Excerpt:
My great grandmother was born I believe in 1893, and my great grandfather, I think he was nine years older than her. 

The Living South

So these are folks who lived through some of the most brutal Jim Crow years that you can find in Georgia. And what is it like for you to be there on this?

I know for most folks, it's a spiritual feeling when you're looking at your ancestors, I feel like it's different for folks who've lived through such times and they are your descendants. 

Chris Haley

I know more of my great grandmother's story. She was of mixed race, as was her sister. She was born of a union that could not be legalized. My great grandfather was white, my great grandmother was Black.

His name was Charles Fulcher. My great-grandmother's name was Lizzie Hankerson. 

She was listed next door to him and another single dwelling with her two mulatto children, whose names were Ida and Bertha, which are the names of my great-grandmother, and my great aunt. So even in that alone, I could see that it indicates that they were a couple as much as they could be a couple and they lived as a couple. So even in this census record, it appears that perhaps they could not say that they were man and wife because they couldn't get married. It was illegal in Maryland, literally until 1970, 1973, I think. It's when the loving decision happened. It's the same thing in Maryland. So God knows in Georgia, it was the same thing. I also found out later that my great grandfather did hang out, did socialize, with his great grandson, Buddy, whose real name was Thomas, who died when he was nine.

I understand they used to go fishing together, and that he really recognized and loved his grandson.

Respect and appreciate that they really had a connection as much as they could at that time. 

How many times when we're a kid, do we really engage our parents and our great grandparents about their lives when they were kids or about their lives growing up? You just don't do it. For one, you're not truly interested because you're playing.

You're out there playing with their friends. You have to go do your homework. And maybe some of these things are so challenging quite frankly, painful that they're not going to say it to a little boy. They're not going to share, because for one, they'll have to push it probably so hard to get that little boy or that little girl to understand just how deep that situation is.

Because a simple question could be why didn't you marry great grandma? Because she was Black and I was white. What does that mean? It would be so challenging to get a child to understand that. So you don't try, you just are who you are.

The Living South

As a parent of small children, sometimes I'll talk about the worst parts of the South in our history and it's amazing to me how, without any preparation, they get to the right and the wrong of it really quickly.

One thing I wanted to ask about: People have the false impression of the Jim Crow era as a time when white supremacists were just looking to keep people separate.

That doesn't quite sum it up because those white supremacists also tried very hard to eradicate Black culture and Black communities and families, almost like erasing a Black life and then you think about these unmarked graves and these poorly kept cemeteries, it's like erasing death too. They're not even there. Can you talk a little bit about that?

Directions:
[a] Answer these questions from the transcript:
(i) In what year does the speaker believe the great-grandmother was born?
(ii) What was the great-grandfather's name?
(iii) What was Buddy's real name?
[b] Reproduce only the part of the entries that opens with their first line and closes with the line containing "panel-a-ylabel: (D/D₀)² (15, 491, 78, 681)", including both of those lines, character for character.
The transcript and the entries that follow it come from unrelated sources.

Rows:
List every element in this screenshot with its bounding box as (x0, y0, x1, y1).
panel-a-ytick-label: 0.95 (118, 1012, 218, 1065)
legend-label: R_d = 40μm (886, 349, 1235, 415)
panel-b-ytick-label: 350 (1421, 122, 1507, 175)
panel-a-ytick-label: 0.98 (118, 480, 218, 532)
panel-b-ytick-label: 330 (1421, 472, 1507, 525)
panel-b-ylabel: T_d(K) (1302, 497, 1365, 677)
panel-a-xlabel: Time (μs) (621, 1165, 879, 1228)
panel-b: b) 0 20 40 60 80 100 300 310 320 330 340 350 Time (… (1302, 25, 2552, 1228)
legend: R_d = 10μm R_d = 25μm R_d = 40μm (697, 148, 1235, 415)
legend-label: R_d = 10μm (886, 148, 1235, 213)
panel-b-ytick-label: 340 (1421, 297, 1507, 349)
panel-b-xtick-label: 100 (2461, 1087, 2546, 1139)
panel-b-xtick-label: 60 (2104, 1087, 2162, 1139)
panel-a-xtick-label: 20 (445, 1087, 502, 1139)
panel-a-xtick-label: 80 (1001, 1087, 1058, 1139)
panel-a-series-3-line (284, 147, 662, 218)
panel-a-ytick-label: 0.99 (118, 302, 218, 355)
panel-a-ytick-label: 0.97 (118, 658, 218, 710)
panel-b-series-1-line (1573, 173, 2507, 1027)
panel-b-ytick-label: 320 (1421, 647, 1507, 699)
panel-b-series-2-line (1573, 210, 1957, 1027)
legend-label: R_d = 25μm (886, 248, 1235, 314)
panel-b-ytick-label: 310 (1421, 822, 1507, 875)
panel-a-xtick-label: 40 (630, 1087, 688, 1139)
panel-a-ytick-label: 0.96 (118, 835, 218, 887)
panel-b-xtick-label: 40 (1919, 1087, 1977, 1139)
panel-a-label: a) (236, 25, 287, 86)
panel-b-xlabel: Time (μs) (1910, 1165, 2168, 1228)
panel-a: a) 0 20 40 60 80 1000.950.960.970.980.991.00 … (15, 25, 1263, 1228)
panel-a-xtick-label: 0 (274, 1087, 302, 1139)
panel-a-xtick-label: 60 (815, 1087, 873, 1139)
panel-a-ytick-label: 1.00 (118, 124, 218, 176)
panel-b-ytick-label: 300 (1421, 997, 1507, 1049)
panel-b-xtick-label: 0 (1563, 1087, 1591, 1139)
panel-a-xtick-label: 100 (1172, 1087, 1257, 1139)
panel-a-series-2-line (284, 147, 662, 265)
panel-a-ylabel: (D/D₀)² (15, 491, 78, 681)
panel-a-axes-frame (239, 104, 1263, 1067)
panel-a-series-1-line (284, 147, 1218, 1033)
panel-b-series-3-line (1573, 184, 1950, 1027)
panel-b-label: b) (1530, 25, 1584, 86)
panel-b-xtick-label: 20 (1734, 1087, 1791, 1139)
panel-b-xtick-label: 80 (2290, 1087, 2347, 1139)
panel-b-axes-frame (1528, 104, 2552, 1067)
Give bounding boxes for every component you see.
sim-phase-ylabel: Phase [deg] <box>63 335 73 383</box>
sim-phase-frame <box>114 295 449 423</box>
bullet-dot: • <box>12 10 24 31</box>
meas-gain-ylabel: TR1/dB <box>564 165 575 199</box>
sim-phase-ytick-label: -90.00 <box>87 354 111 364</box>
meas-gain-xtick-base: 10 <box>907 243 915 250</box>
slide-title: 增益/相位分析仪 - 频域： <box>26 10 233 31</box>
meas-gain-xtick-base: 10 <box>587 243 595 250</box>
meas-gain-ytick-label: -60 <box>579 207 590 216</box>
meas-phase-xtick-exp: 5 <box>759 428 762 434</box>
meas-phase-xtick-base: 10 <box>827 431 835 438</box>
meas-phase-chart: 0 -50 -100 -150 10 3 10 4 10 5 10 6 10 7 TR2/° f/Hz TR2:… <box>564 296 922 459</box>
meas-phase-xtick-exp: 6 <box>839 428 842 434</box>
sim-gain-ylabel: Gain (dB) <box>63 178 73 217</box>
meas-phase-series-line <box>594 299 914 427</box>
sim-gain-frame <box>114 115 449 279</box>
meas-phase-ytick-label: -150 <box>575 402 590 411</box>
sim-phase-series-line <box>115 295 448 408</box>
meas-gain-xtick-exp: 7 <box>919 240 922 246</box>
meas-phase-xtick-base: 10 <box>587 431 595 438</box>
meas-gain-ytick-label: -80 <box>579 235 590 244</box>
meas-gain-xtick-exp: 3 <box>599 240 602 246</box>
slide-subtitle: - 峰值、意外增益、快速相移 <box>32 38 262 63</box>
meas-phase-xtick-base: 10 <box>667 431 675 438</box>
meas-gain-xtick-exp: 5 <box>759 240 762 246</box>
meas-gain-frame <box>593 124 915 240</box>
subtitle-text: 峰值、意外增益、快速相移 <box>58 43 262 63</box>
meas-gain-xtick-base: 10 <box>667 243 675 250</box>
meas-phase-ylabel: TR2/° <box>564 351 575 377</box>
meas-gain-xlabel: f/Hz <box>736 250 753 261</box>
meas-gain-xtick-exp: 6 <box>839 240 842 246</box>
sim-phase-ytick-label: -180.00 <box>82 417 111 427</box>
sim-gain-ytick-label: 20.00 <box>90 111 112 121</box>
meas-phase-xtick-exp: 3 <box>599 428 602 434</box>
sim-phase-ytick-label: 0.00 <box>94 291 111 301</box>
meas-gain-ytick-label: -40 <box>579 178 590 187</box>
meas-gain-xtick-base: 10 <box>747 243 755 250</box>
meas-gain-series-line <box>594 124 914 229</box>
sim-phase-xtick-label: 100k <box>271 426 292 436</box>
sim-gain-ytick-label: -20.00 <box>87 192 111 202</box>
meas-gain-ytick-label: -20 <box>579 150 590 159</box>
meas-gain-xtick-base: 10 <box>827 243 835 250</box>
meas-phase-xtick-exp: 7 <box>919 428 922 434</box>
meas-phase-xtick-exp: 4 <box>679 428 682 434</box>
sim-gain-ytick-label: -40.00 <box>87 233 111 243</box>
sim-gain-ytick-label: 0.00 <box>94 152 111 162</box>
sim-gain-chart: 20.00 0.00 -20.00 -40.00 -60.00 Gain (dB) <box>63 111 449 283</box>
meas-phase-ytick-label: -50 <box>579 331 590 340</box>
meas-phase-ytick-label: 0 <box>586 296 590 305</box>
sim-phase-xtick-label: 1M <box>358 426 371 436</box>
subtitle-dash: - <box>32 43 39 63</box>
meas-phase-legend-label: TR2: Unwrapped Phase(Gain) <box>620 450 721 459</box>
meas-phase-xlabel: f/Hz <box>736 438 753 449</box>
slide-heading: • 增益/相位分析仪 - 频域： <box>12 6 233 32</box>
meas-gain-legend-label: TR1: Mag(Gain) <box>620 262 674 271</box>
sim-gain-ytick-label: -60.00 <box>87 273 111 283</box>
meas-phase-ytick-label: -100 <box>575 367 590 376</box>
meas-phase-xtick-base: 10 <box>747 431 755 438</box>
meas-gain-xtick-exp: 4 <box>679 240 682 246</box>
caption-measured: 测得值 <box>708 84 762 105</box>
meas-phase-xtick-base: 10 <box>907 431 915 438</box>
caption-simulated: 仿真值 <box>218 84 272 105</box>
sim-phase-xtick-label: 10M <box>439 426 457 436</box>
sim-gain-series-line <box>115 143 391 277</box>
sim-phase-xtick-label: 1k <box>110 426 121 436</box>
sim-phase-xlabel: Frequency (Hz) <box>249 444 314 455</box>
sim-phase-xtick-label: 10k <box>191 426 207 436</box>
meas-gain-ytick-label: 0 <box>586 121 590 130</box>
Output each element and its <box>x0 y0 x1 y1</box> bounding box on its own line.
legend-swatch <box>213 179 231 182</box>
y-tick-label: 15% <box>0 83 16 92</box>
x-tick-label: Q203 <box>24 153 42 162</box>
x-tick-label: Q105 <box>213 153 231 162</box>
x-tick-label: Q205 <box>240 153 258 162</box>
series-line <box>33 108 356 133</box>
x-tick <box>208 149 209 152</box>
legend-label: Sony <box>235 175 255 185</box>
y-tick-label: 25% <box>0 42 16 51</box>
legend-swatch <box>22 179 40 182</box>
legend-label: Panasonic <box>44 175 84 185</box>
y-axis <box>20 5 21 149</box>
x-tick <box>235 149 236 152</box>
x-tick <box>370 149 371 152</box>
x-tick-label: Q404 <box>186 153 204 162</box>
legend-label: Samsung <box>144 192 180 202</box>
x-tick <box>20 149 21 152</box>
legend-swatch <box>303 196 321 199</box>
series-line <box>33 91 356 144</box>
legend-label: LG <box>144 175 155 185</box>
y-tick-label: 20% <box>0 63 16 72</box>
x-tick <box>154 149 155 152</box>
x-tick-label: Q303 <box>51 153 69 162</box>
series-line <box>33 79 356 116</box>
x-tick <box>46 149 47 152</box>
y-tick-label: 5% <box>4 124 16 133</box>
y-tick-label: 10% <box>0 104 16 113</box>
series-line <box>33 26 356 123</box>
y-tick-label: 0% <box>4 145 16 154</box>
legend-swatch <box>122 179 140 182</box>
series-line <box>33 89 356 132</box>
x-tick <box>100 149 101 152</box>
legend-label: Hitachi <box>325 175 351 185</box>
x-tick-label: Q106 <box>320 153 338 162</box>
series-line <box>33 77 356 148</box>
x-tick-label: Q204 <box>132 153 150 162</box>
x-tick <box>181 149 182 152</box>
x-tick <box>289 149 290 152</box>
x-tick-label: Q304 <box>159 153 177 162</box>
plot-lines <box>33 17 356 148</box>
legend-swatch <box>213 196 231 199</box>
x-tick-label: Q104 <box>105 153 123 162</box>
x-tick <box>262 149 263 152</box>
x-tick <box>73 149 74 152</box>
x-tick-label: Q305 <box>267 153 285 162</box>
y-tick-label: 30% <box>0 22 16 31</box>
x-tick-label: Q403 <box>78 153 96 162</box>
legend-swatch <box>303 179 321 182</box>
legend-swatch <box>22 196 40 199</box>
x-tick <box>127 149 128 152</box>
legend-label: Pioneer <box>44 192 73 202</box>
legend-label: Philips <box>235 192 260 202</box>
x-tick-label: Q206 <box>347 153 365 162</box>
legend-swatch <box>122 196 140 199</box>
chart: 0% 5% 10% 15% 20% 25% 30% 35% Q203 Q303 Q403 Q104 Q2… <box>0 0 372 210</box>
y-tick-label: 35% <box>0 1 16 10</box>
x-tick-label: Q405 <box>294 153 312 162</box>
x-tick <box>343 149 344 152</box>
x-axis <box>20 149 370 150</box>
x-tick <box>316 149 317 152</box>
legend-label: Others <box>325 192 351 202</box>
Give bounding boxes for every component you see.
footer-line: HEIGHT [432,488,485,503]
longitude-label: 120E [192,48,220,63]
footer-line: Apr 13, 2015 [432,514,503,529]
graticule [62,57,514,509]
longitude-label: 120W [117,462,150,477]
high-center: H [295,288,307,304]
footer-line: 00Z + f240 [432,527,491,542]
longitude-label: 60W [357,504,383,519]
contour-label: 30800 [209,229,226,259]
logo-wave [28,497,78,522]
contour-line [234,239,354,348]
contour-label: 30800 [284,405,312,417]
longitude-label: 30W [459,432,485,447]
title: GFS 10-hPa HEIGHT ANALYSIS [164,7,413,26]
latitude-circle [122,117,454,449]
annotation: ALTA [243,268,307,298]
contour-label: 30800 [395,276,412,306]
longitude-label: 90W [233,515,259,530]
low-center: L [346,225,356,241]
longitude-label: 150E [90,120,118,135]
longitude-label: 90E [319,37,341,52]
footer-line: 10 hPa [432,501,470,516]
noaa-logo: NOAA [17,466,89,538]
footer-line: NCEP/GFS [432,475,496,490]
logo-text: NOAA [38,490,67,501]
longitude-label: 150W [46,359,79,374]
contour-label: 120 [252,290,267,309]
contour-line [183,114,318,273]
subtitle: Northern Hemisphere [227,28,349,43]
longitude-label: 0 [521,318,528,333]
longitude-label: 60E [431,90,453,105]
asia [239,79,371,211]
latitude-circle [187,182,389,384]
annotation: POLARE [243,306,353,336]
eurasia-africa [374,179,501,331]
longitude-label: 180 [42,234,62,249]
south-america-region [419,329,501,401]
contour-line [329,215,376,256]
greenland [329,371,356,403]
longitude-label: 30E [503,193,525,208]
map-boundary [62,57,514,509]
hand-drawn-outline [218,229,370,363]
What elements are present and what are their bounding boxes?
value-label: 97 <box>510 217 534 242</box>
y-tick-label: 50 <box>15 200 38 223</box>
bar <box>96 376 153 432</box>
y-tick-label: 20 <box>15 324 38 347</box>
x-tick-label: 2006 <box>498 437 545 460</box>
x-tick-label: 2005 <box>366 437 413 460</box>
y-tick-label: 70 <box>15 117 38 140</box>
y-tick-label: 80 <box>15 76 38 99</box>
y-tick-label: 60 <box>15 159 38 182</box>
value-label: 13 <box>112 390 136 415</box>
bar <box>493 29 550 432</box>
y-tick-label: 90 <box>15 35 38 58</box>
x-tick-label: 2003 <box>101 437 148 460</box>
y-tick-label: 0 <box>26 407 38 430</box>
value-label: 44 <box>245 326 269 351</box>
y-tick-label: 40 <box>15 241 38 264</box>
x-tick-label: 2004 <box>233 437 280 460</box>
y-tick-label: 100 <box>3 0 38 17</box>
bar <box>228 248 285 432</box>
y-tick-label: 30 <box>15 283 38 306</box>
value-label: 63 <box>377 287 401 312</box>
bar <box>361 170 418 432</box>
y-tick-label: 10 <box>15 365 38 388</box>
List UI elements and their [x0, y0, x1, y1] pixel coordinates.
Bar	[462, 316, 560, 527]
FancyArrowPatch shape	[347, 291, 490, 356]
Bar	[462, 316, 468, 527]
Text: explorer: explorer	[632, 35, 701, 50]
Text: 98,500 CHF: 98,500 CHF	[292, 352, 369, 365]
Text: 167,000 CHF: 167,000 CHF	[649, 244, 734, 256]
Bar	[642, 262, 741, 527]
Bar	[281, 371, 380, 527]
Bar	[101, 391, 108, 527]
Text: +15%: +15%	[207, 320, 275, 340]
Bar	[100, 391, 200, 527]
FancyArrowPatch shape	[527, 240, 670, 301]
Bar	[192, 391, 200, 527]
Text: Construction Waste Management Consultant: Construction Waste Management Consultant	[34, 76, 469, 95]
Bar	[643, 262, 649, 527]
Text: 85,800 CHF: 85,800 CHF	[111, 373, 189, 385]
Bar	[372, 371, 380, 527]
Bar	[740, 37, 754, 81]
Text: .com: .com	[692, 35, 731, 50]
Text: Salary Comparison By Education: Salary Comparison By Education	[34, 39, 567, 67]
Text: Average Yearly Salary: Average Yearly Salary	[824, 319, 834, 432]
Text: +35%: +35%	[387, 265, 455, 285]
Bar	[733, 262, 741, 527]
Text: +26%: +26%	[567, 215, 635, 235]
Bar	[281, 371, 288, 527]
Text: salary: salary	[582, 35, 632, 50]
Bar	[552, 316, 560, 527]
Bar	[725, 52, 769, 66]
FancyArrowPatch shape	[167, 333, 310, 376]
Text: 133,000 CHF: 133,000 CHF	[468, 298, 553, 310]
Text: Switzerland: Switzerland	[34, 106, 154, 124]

Final answers:
[a]
(i) 1893
(ii) Charles Fulcher
(iii) Thomas

[b]
List every element in this screenshot with its bounding box as (x0, y0, x1, y1).
panel-a-ytick-label: 0.95 (118, 1012, 218, 1065)
legend-label: R_d = 40μm (886, 349, 1235, 415)
panel-b-ytick-label: 350 (1421, 122, 1507, 175)
panel-a-ytick-label: 0.98 (118, 480, 218, 532)
panel-b-ytick-label: 330 (1421, 472, 1507, 525)
panel-b-ylabel: T_d(K) (1302, 497, 1365, 677)
panel-a-xlabel: Time (μs) (621, 1165, 879, 1228)
panel-b: b) 0 20 40 60 80 100 300 310 320 330 340 350 Time (… (1302, 25, 2552, 1228)
legend: R_d = 10μm R_d = 25μm R_d = 40μm (697, 148, 1235, 415)
legend-label: R_d = 10μm (886, 148, 1235, 213)
panel-b-ytick-label: 340 (1421, 297, 1507, 349)
panel-b-xtick-label: 100 (2461, 1087, 2546, 1139)
panel-b-xtick-label: 60 (2104, 1087, 2162, 1139)
panel-a-xtick-label: 20 (445, 1087, 502, 1139)
panel-a-xtick-label: 80 (1001, 1087, 1058, 1139)
panel-a-series-3-line (284, 147, 662, 218)
panel-a-ytick-label: 0.99 (118, 302, 218, 355)
panel-a-ytick-label: 0.97 (118, 658, 218, 710)
panel-b-series-1-line (1573, 173, 2507, 1027)
panel-b-ytick-label: 320 (1421, 647, 1507, 699)
panel-b-series-2-line (1573, 210, 1957, 1027)
legend-label: R_d = 25μm (886, 248, 1235, 314)
panel-b-ytick-label: 310 (1421, 822, 1507, 875)
panel-a-xtick-label: 40 (630, 1087, 688, 1139)
panel-a-ytick-label: 0.96 (118, 835, 218, 887)
panel-b-xtick-label: 40 (1919, 1087, 1977, 1139)
panel-a-label: a) (236, 25, 287, 86)
panel-b-xlabel: Time (μs) (1910, 1165, 2168, 1228)
panel-a: a) 0 20 40 60 80 1000.950.960.970.980.991.00 … (15, 25, 1263, 1228)
panel-a-xtick-label: 0 (274, 1087, 302, 1139)
panel-a-xtick-label: 60 (815, 1087, 873, 1139)
panel-a-ytick-label: 1.00 (118, 124, 218, 176)
panel-b-ytick-label: 300 (1421, 997, 1507, 1049)
panel-b-xtick-label: 0 (1563, 1087, 1591, 1139)
panel-a-xtick-label: 100 (1172, 1087, 1257, 1139)
panel-a-series-2-line (284, 147, 662, 265)
panel-a-ylabel: (D/D₀)² (15, 491, 78, 681)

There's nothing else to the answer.